# Start of Dataset extract
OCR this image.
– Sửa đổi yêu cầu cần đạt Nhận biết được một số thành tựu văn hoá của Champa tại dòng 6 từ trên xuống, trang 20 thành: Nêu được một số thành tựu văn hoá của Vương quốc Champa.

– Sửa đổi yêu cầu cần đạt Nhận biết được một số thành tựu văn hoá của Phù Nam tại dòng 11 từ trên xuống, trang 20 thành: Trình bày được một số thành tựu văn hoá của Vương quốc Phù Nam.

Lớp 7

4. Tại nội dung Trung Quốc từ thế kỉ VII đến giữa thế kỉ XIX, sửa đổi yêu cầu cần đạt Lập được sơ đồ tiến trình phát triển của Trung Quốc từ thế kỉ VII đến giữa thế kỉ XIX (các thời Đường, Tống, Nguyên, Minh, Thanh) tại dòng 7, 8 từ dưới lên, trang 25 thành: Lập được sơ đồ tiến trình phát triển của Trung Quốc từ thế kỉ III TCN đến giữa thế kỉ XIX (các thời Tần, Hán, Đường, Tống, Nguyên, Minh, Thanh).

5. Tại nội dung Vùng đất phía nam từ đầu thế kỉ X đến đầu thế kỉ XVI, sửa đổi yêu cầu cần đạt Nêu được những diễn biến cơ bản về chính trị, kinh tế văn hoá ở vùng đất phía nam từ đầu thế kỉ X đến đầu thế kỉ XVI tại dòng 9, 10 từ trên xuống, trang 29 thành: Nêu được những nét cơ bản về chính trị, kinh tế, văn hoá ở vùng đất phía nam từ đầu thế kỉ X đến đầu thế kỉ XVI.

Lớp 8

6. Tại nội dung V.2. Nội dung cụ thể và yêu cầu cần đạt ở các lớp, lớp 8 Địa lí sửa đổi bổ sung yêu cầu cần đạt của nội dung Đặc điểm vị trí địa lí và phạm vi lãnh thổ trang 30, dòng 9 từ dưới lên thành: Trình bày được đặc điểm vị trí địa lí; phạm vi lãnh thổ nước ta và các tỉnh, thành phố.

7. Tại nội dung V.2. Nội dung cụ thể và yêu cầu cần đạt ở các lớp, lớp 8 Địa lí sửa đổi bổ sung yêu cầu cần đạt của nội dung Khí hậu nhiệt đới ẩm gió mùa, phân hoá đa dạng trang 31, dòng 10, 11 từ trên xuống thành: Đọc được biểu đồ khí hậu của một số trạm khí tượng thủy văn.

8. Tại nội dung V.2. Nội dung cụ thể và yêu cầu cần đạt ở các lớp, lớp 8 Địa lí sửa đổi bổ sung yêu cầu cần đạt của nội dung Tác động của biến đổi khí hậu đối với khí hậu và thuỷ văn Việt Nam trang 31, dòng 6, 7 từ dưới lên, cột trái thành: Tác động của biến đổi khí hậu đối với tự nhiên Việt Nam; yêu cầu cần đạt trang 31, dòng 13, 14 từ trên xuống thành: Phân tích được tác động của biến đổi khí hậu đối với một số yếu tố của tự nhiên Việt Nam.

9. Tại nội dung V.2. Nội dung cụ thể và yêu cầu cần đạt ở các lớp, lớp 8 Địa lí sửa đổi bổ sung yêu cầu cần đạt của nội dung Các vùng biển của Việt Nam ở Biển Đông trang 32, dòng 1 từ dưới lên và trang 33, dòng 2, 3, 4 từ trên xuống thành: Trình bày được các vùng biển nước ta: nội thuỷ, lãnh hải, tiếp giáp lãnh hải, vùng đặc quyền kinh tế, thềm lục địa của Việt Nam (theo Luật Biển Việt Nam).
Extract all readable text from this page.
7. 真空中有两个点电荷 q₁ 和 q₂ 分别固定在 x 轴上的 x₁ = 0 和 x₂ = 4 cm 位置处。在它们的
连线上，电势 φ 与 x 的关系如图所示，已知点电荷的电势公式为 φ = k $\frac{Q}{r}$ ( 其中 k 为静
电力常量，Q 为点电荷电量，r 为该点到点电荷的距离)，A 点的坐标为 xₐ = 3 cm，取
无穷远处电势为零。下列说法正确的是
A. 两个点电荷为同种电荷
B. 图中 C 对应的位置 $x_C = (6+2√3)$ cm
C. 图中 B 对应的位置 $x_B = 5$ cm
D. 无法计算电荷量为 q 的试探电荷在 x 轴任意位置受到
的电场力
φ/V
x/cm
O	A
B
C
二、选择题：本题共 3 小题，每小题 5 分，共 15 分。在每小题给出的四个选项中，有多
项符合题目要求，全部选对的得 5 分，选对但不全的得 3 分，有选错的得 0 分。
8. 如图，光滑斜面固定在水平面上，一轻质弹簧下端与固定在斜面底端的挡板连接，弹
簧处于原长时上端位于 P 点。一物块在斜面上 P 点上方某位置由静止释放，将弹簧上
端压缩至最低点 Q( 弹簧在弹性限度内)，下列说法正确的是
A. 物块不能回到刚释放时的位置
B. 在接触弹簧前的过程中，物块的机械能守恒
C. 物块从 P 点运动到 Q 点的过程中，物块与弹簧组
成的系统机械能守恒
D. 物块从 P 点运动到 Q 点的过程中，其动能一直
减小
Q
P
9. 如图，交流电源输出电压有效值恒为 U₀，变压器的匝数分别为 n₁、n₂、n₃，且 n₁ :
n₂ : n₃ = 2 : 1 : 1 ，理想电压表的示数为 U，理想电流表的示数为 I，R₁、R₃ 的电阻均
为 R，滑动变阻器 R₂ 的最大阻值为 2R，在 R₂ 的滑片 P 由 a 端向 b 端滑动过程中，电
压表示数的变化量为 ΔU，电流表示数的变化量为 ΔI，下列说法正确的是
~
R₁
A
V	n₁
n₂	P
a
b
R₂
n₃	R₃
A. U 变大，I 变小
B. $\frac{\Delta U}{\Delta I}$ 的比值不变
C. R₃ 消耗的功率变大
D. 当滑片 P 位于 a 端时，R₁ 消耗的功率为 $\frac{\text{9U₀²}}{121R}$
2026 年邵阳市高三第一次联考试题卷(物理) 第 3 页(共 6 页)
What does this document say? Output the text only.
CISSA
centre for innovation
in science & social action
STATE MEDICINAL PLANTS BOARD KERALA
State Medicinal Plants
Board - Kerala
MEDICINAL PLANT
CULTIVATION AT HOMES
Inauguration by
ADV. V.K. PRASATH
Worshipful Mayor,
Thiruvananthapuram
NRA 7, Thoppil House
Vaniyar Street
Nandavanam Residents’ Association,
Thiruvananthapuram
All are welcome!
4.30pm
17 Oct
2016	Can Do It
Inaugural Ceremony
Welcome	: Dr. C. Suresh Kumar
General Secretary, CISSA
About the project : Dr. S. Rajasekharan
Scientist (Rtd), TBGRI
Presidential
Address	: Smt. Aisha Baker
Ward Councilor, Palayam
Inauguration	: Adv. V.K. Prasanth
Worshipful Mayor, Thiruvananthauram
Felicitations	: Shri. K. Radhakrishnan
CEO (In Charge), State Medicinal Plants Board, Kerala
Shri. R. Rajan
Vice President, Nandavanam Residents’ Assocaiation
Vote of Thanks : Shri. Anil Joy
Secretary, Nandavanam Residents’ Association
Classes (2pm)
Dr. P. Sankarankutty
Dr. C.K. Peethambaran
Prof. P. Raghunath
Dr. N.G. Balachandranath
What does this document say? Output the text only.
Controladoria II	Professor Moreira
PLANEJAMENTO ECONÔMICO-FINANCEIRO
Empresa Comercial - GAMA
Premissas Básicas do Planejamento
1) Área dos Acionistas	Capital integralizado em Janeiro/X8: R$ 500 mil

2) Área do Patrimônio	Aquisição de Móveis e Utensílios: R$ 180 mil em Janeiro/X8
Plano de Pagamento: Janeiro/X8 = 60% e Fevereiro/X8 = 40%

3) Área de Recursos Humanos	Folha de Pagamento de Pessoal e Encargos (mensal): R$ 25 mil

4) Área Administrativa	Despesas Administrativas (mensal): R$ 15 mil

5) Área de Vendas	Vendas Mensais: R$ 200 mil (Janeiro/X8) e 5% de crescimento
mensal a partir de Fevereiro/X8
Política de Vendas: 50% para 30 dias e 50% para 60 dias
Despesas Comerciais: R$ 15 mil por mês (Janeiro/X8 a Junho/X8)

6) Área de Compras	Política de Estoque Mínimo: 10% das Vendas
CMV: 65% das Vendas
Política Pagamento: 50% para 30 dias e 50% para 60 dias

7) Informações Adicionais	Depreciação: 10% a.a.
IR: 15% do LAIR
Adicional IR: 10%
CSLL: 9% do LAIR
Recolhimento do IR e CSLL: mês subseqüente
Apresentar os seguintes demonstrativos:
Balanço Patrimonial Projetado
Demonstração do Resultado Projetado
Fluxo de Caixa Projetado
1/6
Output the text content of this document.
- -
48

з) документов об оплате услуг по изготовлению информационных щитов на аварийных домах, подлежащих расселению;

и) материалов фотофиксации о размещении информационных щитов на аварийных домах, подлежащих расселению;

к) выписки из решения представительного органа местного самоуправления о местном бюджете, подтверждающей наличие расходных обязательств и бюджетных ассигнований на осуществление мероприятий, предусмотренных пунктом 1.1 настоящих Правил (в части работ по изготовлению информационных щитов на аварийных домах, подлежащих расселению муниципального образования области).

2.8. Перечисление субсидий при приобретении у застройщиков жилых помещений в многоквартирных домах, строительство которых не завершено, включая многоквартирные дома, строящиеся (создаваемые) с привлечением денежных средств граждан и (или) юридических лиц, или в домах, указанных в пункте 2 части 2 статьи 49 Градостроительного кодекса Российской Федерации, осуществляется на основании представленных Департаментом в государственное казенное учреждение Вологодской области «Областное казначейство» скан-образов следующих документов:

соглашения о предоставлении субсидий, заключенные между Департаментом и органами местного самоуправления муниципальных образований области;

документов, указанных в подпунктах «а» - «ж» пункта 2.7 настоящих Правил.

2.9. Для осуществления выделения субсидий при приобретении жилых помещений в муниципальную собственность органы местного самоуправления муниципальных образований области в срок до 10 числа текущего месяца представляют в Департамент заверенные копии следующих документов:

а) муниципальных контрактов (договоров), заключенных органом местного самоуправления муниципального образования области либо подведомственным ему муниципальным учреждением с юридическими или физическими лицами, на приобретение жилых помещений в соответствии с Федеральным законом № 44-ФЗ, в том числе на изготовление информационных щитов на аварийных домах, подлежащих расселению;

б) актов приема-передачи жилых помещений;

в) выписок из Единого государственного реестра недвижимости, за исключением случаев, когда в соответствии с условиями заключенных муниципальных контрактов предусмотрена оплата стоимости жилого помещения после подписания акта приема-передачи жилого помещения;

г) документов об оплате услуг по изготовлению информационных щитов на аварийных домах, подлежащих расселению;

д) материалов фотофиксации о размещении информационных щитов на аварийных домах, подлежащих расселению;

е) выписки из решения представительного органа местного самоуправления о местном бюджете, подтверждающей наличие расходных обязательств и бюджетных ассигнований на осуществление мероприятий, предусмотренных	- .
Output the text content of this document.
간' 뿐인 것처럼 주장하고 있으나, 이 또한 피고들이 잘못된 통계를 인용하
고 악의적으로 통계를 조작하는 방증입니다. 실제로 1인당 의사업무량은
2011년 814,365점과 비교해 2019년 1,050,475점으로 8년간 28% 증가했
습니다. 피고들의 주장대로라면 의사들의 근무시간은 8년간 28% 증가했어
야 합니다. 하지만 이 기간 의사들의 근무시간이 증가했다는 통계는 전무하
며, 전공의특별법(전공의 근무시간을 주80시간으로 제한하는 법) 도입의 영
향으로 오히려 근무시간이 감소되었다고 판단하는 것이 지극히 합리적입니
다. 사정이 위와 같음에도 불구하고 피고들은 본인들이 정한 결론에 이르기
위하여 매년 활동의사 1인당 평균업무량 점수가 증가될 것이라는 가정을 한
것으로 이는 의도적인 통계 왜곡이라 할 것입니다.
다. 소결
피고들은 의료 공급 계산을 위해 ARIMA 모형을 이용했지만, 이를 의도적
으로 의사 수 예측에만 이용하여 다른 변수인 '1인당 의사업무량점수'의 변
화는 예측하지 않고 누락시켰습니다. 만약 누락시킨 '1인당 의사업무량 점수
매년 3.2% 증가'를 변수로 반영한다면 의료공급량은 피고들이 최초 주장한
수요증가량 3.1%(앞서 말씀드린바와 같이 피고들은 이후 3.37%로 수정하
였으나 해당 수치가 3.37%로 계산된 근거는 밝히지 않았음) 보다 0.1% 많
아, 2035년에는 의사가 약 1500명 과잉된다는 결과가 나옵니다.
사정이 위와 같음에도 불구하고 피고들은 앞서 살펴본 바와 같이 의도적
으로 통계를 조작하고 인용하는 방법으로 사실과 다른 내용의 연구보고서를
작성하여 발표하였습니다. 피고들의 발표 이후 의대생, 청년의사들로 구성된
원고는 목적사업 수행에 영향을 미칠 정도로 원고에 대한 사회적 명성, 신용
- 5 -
# End of Dataset extract
◆ **The task**
Report all lines of the data above that include the string "Worshipful".

◆ **Response for this exercise**
Worshipful Mayor,
Worshipful Mayor, Thiruvananthauram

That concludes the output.